## BEGIN INFORMATION PROVIDED
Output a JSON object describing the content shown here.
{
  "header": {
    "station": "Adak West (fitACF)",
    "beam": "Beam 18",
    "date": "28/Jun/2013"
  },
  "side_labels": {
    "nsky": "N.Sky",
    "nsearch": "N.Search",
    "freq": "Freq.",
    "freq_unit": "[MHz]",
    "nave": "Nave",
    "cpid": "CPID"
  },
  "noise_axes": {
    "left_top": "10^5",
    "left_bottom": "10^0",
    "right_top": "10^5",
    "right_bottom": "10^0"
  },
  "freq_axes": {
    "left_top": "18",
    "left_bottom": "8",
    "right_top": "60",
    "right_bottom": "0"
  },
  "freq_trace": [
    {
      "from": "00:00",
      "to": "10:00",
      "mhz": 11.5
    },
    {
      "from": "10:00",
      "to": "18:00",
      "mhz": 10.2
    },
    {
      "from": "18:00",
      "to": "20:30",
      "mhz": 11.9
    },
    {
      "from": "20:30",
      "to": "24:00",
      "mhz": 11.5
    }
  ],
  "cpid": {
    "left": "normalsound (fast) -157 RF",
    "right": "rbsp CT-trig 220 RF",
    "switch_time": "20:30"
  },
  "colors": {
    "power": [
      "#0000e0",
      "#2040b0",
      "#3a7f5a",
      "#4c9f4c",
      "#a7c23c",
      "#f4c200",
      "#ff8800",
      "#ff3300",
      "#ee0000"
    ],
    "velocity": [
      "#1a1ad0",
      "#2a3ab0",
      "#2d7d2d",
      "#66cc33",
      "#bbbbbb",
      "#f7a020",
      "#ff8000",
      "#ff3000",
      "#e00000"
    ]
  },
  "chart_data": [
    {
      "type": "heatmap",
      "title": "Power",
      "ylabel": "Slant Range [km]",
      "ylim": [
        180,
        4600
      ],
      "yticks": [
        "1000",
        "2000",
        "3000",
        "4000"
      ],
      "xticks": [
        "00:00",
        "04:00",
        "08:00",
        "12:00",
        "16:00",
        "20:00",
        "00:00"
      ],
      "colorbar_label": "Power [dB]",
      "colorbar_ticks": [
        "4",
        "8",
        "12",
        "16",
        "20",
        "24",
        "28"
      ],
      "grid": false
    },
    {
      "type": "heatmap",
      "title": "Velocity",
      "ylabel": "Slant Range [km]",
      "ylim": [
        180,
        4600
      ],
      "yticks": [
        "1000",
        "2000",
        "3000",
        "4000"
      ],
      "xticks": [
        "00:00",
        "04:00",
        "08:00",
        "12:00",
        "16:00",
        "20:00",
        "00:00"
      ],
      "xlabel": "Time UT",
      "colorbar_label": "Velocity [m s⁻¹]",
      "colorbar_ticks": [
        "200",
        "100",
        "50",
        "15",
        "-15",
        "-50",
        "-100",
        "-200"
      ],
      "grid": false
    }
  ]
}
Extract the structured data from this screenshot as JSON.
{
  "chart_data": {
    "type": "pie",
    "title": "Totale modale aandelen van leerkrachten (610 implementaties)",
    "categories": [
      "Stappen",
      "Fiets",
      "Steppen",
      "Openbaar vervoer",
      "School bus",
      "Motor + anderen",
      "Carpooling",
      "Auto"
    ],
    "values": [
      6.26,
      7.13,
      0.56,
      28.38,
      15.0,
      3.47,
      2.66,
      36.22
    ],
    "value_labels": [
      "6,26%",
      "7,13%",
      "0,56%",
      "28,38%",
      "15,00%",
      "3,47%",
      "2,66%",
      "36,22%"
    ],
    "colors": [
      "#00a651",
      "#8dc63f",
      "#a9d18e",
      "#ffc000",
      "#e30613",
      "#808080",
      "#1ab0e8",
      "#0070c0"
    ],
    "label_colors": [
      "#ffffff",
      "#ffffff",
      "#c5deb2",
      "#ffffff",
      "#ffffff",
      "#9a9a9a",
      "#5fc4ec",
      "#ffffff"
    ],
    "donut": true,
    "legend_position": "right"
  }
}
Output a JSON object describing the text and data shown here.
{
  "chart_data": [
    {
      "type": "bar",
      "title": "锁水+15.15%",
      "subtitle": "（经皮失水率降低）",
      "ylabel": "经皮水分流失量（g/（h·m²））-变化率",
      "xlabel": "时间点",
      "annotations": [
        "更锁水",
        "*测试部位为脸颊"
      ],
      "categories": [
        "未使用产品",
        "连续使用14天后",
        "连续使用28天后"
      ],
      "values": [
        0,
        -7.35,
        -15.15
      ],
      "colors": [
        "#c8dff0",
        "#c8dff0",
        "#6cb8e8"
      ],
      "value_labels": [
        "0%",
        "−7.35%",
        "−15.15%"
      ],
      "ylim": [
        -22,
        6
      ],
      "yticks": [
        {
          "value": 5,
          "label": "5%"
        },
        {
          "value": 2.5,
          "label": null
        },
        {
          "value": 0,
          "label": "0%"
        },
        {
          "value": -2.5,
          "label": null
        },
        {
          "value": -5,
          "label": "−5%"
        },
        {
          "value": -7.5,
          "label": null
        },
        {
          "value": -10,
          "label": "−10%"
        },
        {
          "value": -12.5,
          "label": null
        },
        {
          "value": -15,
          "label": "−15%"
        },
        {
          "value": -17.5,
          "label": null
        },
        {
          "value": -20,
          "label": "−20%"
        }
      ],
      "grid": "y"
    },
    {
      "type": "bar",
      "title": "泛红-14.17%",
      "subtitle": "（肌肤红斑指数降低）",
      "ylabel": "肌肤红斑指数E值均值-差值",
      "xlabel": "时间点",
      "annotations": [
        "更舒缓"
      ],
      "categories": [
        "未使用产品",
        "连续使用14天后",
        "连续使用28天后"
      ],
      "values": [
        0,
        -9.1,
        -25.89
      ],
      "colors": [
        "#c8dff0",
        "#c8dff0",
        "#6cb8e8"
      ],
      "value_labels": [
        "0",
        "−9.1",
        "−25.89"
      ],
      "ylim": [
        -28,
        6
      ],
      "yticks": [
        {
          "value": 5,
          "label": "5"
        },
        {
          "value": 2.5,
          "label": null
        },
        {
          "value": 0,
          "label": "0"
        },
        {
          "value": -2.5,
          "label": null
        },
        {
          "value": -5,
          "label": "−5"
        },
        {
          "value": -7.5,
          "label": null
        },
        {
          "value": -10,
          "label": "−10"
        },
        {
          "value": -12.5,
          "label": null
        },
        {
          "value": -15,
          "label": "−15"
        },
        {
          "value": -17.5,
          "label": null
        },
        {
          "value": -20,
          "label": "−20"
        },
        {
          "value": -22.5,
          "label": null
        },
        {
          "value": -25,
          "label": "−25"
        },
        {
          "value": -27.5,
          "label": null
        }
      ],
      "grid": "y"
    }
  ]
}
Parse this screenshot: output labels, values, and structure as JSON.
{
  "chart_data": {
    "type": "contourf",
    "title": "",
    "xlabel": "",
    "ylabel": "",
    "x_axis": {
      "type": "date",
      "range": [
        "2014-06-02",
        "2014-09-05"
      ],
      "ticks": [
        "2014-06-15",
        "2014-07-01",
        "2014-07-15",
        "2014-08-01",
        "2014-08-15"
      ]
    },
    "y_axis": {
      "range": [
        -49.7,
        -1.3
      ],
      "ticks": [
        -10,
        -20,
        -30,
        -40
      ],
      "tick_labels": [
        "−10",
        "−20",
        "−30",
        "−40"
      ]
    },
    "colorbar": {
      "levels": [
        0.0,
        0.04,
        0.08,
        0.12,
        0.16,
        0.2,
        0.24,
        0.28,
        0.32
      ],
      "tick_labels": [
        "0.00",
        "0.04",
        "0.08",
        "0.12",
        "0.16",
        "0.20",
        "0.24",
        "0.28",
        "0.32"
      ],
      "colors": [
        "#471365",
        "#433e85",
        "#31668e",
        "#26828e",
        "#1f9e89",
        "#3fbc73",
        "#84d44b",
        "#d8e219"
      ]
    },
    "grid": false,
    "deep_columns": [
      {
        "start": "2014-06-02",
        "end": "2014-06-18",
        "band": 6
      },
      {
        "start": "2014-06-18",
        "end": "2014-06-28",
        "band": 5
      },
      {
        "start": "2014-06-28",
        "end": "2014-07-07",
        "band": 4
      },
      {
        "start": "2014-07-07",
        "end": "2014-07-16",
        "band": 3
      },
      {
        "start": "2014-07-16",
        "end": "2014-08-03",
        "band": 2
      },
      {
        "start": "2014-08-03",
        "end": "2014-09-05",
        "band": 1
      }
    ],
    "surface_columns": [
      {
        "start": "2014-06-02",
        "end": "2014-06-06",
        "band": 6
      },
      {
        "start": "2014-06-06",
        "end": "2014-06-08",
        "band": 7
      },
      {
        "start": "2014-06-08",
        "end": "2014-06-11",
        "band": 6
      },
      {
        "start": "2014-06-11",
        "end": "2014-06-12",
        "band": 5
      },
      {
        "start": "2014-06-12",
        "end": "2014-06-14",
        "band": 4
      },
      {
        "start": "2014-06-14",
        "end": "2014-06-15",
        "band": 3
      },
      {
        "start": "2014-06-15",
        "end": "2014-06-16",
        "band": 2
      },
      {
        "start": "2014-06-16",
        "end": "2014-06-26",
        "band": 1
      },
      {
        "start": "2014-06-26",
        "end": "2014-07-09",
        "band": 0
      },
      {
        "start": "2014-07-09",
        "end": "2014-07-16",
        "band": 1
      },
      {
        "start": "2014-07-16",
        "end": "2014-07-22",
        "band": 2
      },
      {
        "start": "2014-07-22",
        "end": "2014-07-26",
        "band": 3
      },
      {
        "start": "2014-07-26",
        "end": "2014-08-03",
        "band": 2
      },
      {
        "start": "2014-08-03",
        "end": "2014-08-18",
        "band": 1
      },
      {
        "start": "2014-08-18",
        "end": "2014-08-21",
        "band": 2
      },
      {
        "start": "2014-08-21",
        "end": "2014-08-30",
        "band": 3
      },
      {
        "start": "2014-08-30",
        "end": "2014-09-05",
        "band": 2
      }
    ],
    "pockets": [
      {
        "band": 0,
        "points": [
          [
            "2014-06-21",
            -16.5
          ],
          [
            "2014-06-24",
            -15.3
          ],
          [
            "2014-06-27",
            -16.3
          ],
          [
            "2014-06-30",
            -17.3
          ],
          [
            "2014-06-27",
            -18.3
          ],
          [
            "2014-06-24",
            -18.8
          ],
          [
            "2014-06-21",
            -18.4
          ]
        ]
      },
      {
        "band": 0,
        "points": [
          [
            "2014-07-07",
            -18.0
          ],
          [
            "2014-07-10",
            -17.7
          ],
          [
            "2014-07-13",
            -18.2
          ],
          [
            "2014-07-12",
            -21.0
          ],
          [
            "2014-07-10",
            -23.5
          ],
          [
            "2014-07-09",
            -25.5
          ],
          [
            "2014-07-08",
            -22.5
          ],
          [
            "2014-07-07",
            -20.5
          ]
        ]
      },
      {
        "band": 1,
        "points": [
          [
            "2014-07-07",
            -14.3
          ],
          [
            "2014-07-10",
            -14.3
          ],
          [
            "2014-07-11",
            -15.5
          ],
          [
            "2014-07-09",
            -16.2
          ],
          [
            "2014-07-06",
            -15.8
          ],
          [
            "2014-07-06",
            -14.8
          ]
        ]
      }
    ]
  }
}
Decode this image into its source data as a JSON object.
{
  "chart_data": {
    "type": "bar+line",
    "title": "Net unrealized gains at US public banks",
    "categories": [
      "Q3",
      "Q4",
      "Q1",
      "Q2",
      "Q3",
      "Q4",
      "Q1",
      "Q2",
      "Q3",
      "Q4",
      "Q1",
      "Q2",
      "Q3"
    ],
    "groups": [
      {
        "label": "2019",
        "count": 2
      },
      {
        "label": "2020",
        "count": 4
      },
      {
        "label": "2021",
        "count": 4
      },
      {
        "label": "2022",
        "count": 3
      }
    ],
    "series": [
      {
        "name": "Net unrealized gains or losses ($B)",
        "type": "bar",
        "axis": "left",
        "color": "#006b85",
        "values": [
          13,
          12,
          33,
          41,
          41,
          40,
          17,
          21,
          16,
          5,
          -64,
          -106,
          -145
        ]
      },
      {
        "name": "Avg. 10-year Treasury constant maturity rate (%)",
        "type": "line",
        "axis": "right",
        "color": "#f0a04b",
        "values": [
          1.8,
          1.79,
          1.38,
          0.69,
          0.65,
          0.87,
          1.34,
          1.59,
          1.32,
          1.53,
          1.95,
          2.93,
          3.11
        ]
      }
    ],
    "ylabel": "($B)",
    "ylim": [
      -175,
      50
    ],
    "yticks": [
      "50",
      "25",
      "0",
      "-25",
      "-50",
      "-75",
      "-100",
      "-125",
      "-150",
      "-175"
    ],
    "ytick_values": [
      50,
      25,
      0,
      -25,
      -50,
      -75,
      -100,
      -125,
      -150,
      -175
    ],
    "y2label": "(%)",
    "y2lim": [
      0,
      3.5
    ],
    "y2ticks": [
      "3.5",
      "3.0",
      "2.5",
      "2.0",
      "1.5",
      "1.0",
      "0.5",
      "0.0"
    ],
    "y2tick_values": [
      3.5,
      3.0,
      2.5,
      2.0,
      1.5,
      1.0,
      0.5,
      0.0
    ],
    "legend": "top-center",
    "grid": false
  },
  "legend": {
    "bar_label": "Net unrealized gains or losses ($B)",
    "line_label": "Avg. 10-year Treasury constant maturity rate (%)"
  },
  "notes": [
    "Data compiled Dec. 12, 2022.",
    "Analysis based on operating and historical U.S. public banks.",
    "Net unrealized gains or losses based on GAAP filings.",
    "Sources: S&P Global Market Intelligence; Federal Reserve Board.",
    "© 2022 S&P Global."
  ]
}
## END INFORMATION PROVIDED
**WHAT IS ASKED:** Go through the listing above and locate each line that holds the word "subtitle". Copy those lines.

**SOLUTION TO THE EXERCISE:**
      "subtitle": "（经皮失水率降低）",
      "subtitle": "（肌肤红斑指数降低）",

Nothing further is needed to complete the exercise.